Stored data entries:
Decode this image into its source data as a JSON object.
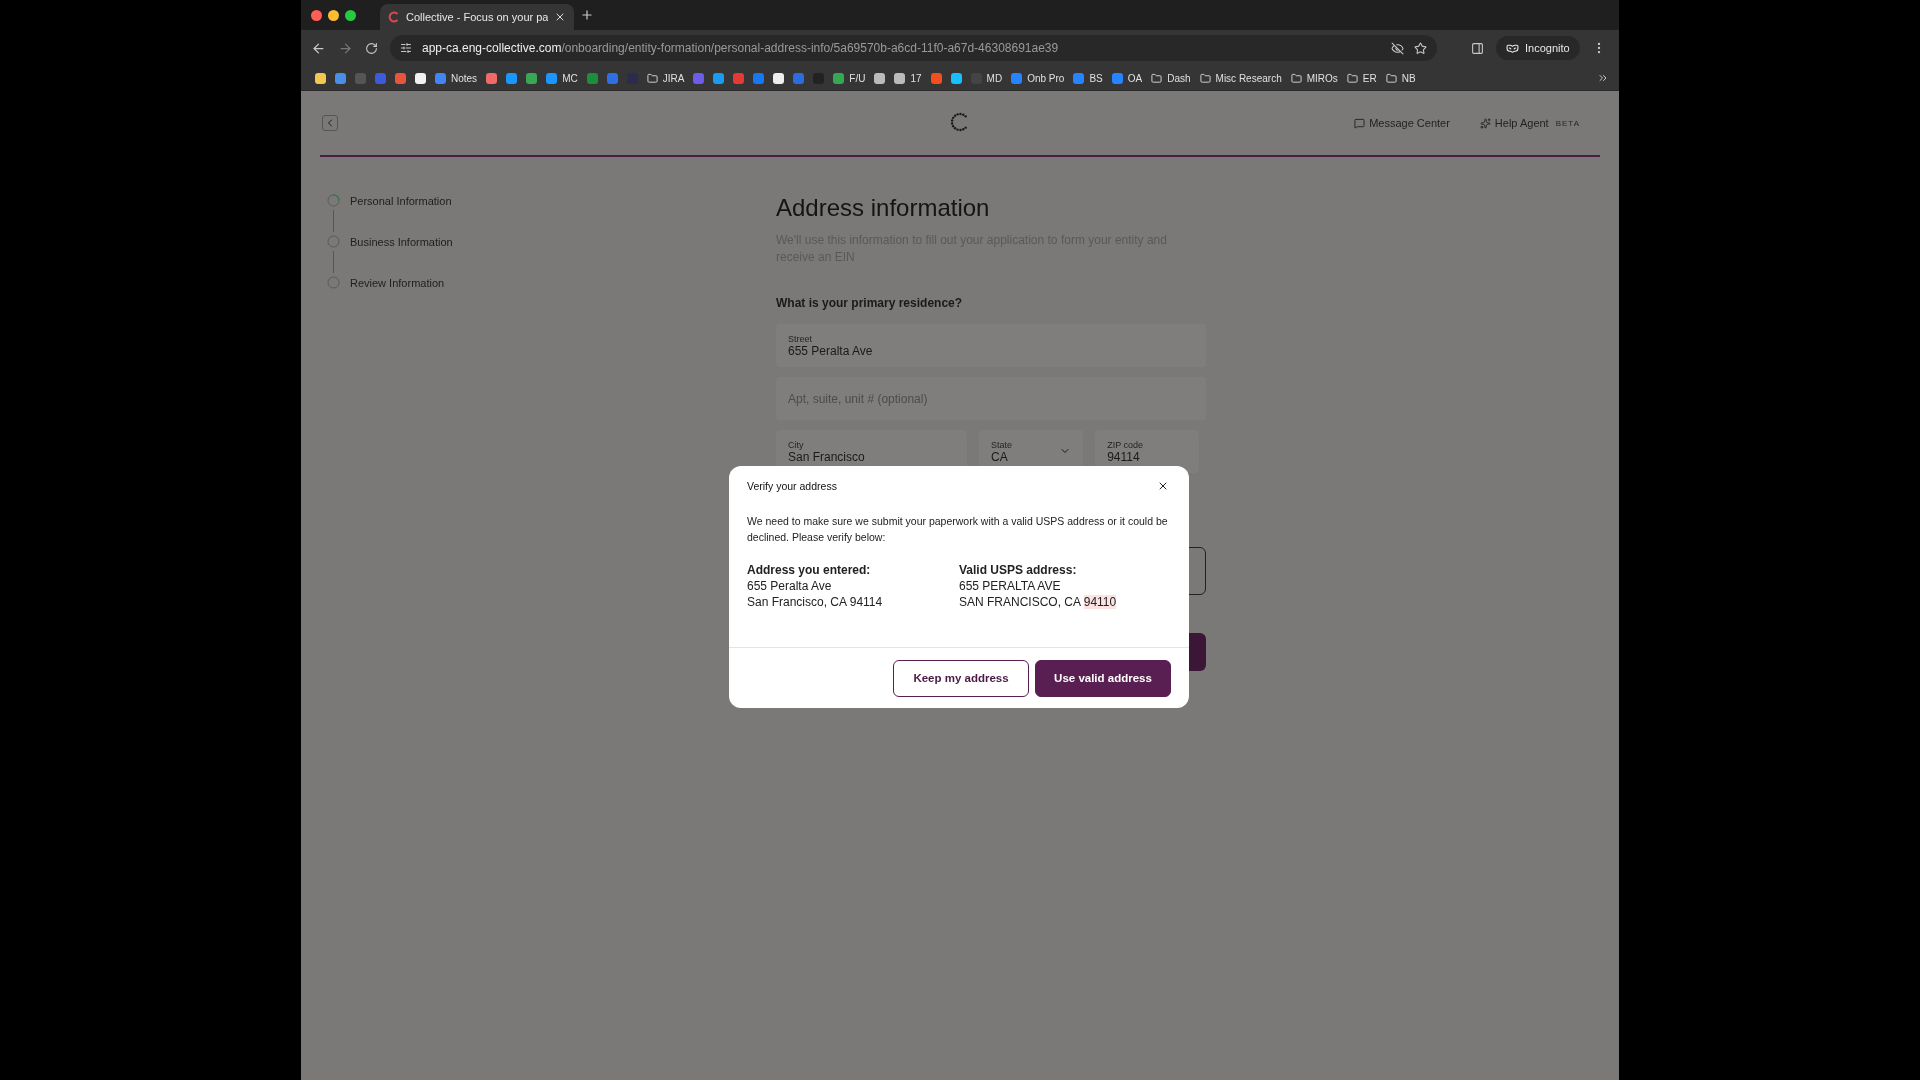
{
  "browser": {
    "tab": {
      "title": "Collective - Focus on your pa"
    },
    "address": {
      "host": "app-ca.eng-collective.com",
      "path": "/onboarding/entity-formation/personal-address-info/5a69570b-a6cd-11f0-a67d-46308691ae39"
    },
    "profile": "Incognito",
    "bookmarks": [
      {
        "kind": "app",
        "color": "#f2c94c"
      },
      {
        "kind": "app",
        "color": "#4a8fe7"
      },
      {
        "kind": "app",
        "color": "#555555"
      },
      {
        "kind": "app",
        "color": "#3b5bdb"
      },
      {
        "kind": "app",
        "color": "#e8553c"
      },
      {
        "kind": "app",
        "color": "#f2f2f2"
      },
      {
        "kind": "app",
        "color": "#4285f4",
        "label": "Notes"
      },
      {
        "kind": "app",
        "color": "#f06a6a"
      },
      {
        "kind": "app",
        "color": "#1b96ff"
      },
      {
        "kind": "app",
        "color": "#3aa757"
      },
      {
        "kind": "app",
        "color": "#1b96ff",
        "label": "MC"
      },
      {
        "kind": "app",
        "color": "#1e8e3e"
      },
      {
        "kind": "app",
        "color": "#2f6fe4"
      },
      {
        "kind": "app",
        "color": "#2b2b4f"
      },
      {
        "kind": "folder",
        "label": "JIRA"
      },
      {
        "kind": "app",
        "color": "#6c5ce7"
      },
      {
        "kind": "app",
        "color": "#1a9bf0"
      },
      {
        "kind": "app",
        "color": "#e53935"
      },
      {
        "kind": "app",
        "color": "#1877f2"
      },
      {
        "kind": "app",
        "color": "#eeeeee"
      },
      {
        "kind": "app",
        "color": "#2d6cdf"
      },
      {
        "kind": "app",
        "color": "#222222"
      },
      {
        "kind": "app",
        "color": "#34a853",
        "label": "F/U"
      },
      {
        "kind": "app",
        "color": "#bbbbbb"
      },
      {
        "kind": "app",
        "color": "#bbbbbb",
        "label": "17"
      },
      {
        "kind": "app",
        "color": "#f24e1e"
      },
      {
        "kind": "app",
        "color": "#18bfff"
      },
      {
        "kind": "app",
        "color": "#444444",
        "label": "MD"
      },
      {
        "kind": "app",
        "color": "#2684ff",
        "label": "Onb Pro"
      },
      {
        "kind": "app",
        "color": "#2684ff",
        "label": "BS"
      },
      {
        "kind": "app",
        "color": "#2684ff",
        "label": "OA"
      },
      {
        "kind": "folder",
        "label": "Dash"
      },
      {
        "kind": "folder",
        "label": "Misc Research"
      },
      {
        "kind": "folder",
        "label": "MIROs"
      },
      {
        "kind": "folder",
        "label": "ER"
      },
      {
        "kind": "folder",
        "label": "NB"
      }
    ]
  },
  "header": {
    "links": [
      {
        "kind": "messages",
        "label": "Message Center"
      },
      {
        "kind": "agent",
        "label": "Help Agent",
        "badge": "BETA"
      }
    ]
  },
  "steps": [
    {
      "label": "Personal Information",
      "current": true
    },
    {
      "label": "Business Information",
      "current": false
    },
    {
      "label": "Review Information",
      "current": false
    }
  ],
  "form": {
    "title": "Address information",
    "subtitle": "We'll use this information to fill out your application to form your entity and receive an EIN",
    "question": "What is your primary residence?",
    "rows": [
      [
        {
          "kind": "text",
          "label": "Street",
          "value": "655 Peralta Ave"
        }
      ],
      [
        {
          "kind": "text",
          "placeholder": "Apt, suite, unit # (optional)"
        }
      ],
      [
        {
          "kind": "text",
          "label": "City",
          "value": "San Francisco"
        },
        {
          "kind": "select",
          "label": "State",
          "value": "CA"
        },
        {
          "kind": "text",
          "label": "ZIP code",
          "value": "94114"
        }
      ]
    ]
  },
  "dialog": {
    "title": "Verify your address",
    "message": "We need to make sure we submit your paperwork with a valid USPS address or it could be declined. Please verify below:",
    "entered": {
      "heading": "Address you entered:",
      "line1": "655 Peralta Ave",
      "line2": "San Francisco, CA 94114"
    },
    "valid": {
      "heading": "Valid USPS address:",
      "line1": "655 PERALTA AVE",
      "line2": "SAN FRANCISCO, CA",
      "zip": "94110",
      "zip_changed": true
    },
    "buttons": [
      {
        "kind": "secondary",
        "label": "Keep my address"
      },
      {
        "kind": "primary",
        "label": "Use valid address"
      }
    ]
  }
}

• What to produce
Leave the pictures out, and print every line of the listing exactly as written.

• Problem solution
Decode this image into its source data as a JSON object.
{
  "browser": {
    "tab": {
      "title": "Collective - Focus on your pa"
    },
    "address": {
      "host": "app-ca.eng-collective.com",
      "path": "/onboarding/entity-formation/personal-address-info/5a69570b-a6cd-11f0-a67d-46308691ae39"
    },
    "profile": "Incognito",
    "bookmarks": [
      {
        "kind": "app",
        "color": "#f2c94c"
      },
      {
        "kind": "app",
        "color": "#4a8fe7"
      },
      {
        "kind": "app",
        "color": "#555555"
      },
      {
        "kind": "app",
        "color": "#3b5bdb"
      },
      {
        "kind": "app",
        "color": "#e8553c"
      },
      {
        "kind": "app",
        "color": "#f2f2f2"
      },
      {
        "kind": "app",
        "color": "#4285f4",
        "label": "Notes"
      },
      {
        "kind": "app",
        "color": "#f06a6a"
      },
      {
        "kind": "app",
        "color": "#1b96ff"
      },
      {
        "kind": "app",
        "color": "#3aa757"
      },
      {
        "kind": "app",
        "color": "#1b96ff",
        "label": "MC"
      },
      {
        "kind": "app",
        "color": "#1e8e3e"
      },
      {
        "kind": "app",
        "color": "#2f6fe4"
      },
      {
        "kind": "app",
        "color": "#2b2b4f"
      },
      {
        "kind": "folder",
        "label": "JIRA"
      },
      {
        "kind": "app",
        "color": "#6c5ce7"
      },
      {
        "kind": "app",
        "color": "#1a9bf0"
      },
      {
        "kind": "app",
        "color": "#e53935"
      },
      {
        "kind": "app",
        "color": "#1877f2"
      },
      {
        "kind": "app",
        "color": "#eeeeee"
      },
      {
        "kind": "app",
        "color": "#2d6cdf"
      },
      {
        "kind": "app",
        "color": "#222222"
      },
      {
        "kind": "app",
        "color": "#34a853",
        "label": "F/U"
      },
      {
        "kind": "app",
        "color": "#bbbbbb"
      },
      {
        "kind": "app",
        "color": "#bbbbbb",
        "label": "17"
      },
      {
        "kind": "app",
        "color": "#f24e1e"
      },
      {
        "kind": "app",
        "color": "#18bfff"
      },
      {
        "kind": "app",
        "color": "#444444",
        "label": "MD"
      },
      {
        "kind": "app",
        "color": "#2684ff",
        "label": "Onb Pro"
      },
      {
        "kind": "app",
        "color": "#2684ff",
        "label": "BS"
      },
      {
        "kind": "app",
        "color": "#2684ff",
        "label": "OA"
      },
      {
        "kind": "folder",
        "label": "Dash"
      },
      {
        "kind": "folder",
        "label": "Misc Research"
      },
      {
        "kind": "folder",
        "label": "MIROs"
      },
      {
        "kind": "folder",
        "label": "ER"
      },
      {
        "kind": "folder",
        "label": "NB"
      }
    ]
  },
  "header": {
    "links": [
      {
        "kind": "messages",
        "label": "Message Center"
      },
      {
        "kind": "agent",
        "label": "Help Agent",
        "badge": "BETA"
      }
    ]
  },
  "steps": [
    {
      "label": "Personal Information",
      "current": true
    },
    {
      "label": "Business Information",
      "current": false
    },
    {
      "label": "Review Information",
      "current": false
    }
  ],
  "form": {
    "title": "Address information",
    "subtitle": "We'll use this information to fill out your application to form your entity and receive an EIN",
    "question": "What is your primary residence?",
    "rows": [
      [
        {
          "kind": "text",
          "label": "Street",
          "value": "655 Peralta Ave"
        }
      ],
      [
        {
          "kind": "text",
          "placeholder": "Apt, suite, unit # (optional)"
        }
      ],
      [
        {
          "kind": "text",
          "label": "City",
          "value": "San Francisco"
        },
        {
          "kind": "select",
          "label": "State",
          "value": "CA"
        },
        {
          "kind": "text",
          "label": "ZIP code",
          "value": "94114"
        }
      ]
    ]
  },
  "dialog": {
    "title": "Verify your address",
    "message": "We need to make sure we submit your paperwork with a valid USPS address or it could be declined. Please verify below:",
    "entered": {
      "heading": "Address you entered:",
      "line1": "655 Peralta Ave",
      "line2": "San Francisco, CA 94114"
    },
    "valid": {
      "heading": "Valid USPS address:",
      "line1": "655 PERALTA AVE",
      "line2": "SAN FRANCISCO, CA",
      "zip": "94110",
      "zip_changed": true
    },
    "buttons": [
      {
        "kind": "secondary",
        "label": "Keep my address"
      },
      {
        "kind": "primary",
        "label": "Use valid address"
      }
    ]
  }
}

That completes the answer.